* PROBLEM REQUIREMENTS: Copy each line where the word "lánc" occurs.

* SUPPLIED MATERIAL:
>> Begin

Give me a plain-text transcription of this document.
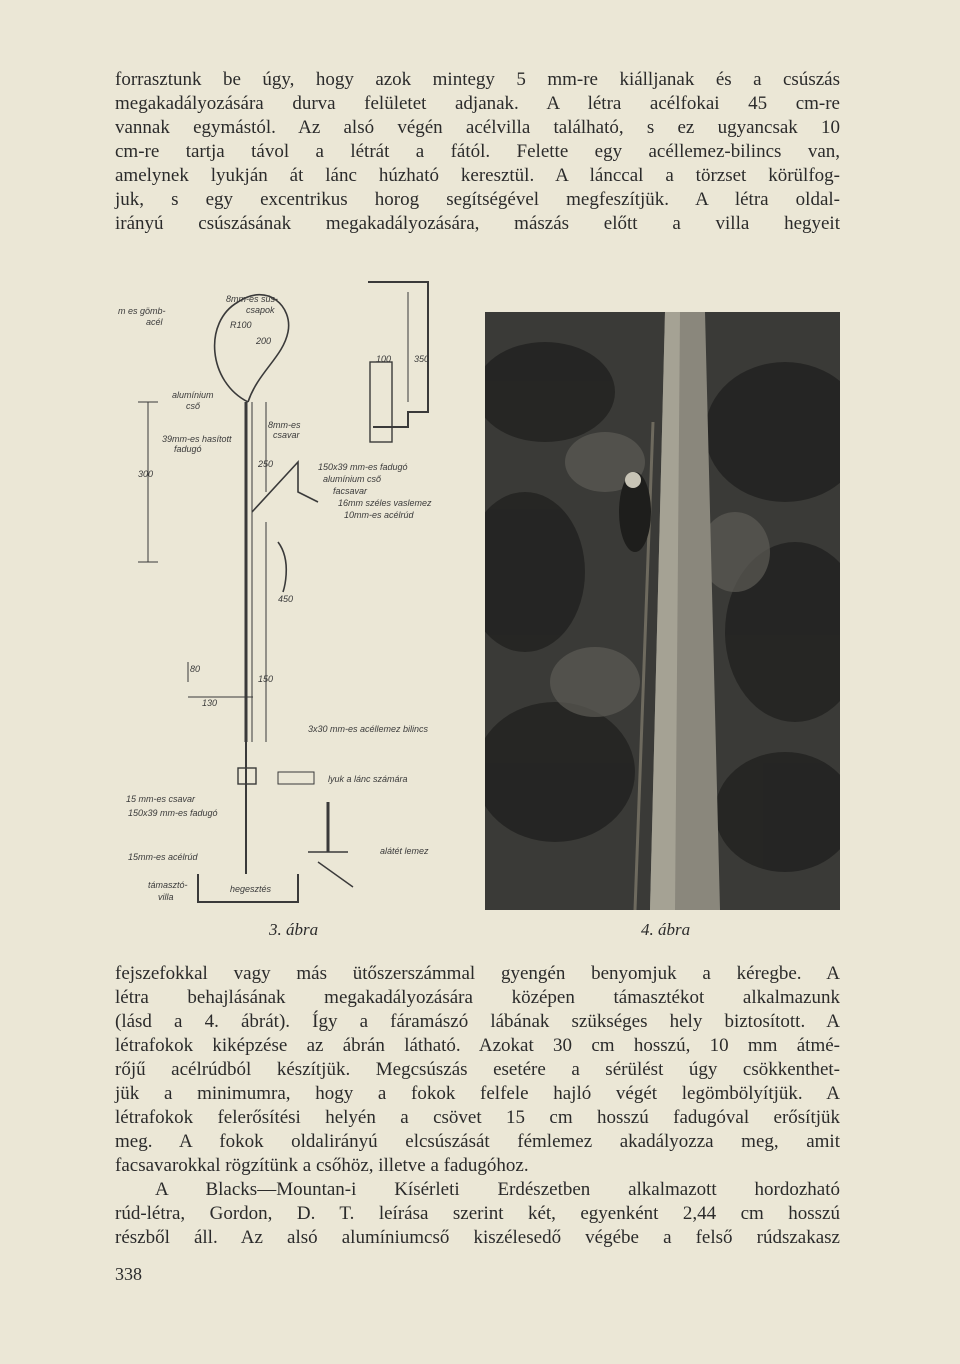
forrasztunk be úgy, hogy azok mintegy 5 mm-re kiálljanak és a csúszás
megakadályozására durva felületet adjanak. A létra acélfokai 45 cm-re
vannak egymástól. Az alsó végén acélvilla található, s ez ugyancsak 10
cm-re tartja távol a létrát a fától. Felette egy acéllemez-bilincs van,
amelynek lyukján át lánc húzható keresztül. A lánccal a törzset körülfog-
juk, s egy excentrikus horog segítségével megfeszítjük. A létra oldal-
irányú csúszásának megakadályozására, mászás előtt a villa hegyeit
m es gömb-
acél
8mm-es süs-
csapok
R100
200
100	350
alumínium
cső
39mm-es hasított
fadugó
8mm-es
csavar
300
250	150x39 mm-es fadugó
alumínium cső
facsavar
16mm széles vaslemez
10mm-es acélrúd
450
80
150
130
3x30 mm-es acéllemez bilincs
lyuk a lánc számára
15 mm-es csavar
150x39 mm-es fadugó
15mm-es acélrúd
alátét lemez
támasztó-
villa
hegesztés
3. ábra	4. ábra
fejszefokkal vagy más ütőszerszámmal gyengén benyomjuk a kéregbe. A
létra behajlásának megakadályozására középen támasztékot alkalmazunk
(lásd a 4. ábrát). Így a fáramászó lábának szükséges hely biztosított. A
létrafokok kiképzése az ábrán látható. Azokat 30 cm hosszú, 10 mm átmé-
rőjű acélrúdból készítjük. Megcsúszás esetére a sérülést úgy csökkenthet-
jük a minimumra, hogy a fokok felfele hajló végét legömbölyítjük. A
létrafokok felerősítési helyén a csövet 15 cm hosszú fadugóval erősítjük
meg. A fokok oldalirányú elcsúszását fémlemez akadályozza meg, amit
facsavarokkal rögzítünk a csőhöz, illetve a fadugóhoz.
A Blacks—Mountan-i Kísérleti Erdészetben alkalmazott hordozható
rúd-létra, Gordon, D. T. leírása szerint két, egyenként 2,44 cm hosszú
részből áll. Az alsó alumíniumcső kiszélesedő végébe a felső rúdszakasz
338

>> End

* OUTPUT OF THE EXERCISE:
amelynek lyukján át lánc húzható keresztül. A lánccal a törzset körülfog-
lyuk a lánc számára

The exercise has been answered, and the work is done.